What to do |
In the records below, find each line with the word "marker" and copy it.

Record set |
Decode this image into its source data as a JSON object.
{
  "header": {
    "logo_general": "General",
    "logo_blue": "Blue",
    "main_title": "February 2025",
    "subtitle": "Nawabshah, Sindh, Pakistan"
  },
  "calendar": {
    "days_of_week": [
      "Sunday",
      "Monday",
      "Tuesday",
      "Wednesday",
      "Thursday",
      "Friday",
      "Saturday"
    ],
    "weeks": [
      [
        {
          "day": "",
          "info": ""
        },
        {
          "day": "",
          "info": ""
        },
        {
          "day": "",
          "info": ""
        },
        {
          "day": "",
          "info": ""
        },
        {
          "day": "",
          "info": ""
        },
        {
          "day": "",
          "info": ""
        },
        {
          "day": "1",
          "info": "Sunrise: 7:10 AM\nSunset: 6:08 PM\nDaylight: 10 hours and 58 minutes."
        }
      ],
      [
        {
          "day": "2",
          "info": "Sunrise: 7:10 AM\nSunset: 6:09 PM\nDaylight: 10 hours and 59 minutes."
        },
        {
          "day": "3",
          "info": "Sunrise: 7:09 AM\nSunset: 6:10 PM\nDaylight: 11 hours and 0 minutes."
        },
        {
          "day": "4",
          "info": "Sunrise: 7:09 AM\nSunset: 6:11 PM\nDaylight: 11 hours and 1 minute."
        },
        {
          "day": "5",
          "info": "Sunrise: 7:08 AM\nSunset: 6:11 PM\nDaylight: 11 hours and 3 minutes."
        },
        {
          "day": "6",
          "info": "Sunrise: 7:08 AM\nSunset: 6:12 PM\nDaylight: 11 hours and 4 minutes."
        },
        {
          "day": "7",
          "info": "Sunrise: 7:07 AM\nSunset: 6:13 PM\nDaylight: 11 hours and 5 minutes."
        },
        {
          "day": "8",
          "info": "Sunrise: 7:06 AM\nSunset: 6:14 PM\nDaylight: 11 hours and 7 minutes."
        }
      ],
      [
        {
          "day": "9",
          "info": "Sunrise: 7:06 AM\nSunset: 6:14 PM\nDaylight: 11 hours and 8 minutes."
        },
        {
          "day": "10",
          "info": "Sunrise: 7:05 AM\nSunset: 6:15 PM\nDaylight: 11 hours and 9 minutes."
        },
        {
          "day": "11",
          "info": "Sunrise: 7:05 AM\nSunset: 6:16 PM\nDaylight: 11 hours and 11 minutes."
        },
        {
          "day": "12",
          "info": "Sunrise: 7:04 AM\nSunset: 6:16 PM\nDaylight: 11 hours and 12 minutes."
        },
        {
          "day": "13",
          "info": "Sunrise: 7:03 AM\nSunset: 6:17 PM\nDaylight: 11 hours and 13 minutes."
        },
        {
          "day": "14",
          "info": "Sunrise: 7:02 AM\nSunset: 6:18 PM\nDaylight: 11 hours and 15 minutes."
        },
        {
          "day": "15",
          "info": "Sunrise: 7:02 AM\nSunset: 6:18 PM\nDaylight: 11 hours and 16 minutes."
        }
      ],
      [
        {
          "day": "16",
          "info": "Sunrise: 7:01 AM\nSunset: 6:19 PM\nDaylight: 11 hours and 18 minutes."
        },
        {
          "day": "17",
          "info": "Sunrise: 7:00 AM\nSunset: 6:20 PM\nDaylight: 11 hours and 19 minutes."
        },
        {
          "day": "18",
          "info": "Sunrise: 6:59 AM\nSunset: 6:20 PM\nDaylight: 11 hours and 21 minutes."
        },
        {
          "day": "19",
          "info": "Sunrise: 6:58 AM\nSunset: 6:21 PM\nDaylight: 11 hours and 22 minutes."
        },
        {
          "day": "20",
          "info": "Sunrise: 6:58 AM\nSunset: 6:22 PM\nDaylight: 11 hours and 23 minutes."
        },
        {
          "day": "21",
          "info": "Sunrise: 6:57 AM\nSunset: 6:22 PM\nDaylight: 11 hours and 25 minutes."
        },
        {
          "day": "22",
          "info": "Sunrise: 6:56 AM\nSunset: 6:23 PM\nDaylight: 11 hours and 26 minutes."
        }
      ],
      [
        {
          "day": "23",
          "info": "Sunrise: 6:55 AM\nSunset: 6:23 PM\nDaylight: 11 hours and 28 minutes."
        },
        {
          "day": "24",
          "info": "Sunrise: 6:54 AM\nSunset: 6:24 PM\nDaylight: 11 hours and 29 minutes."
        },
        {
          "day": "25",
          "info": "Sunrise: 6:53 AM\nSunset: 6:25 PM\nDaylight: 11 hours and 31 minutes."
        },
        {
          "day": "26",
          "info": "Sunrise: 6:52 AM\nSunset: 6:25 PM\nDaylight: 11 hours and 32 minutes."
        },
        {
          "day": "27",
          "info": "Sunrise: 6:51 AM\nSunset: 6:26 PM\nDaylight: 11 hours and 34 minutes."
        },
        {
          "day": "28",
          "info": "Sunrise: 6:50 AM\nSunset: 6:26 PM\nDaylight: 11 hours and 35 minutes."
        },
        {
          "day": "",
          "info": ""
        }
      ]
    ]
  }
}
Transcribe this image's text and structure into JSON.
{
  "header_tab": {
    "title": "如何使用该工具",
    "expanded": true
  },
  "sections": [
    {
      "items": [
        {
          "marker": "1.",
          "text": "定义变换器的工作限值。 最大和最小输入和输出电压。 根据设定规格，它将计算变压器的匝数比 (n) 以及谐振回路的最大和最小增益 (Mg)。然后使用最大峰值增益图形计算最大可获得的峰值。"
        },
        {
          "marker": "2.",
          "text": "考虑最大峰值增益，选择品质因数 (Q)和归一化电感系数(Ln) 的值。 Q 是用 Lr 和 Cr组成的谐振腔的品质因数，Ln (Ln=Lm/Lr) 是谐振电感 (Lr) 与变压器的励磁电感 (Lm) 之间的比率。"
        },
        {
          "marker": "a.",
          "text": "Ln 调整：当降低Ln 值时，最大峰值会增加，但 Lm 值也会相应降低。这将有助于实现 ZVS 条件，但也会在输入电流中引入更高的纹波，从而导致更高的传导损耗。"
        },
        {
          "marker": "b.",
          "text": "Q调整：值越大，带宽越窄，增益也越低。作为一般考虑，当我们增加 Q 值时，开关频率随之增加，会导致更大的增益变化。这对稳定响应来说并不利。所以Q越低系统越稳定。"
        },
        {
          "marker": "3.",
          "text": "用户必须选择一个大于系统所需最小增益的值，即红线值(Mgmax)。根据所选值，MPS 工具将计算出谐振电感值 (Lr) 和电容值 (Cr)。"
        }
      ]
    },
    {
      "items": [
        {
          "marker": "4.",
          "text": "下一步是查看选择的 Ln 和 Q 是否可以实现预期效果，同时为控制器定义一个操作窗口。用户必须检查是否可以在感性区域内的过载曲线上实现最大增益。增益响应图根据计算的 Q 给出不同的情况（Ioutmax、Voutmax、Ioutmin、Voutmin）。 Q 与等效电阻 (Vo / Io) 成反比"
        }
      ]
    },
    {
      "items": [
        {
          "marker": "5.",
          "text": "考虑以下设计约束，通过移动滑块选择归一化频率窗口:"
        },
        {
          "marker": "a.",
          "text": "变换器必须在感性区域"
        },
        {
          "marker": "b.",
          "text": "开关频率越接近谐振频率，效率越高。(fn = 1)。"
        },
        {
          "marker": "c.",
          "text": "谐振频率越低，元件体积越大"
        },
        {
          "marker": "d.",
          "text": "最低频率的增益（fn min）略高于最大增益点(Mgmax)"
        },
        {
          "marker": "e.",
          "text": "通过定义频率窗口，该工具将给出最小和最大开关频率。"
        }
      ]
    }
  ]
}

Complete output |
          "marker": "1.",
          "marker": "2.",
          "marker": "a.",
          "marker": "b.",
          "marker": "3.",
          "marker": "4.",
          "marker": "5.",
          "marker": "a.",
          "marker": "b.",
          "marker": "c.",
          "marker": "d.",
          "marker": "e.",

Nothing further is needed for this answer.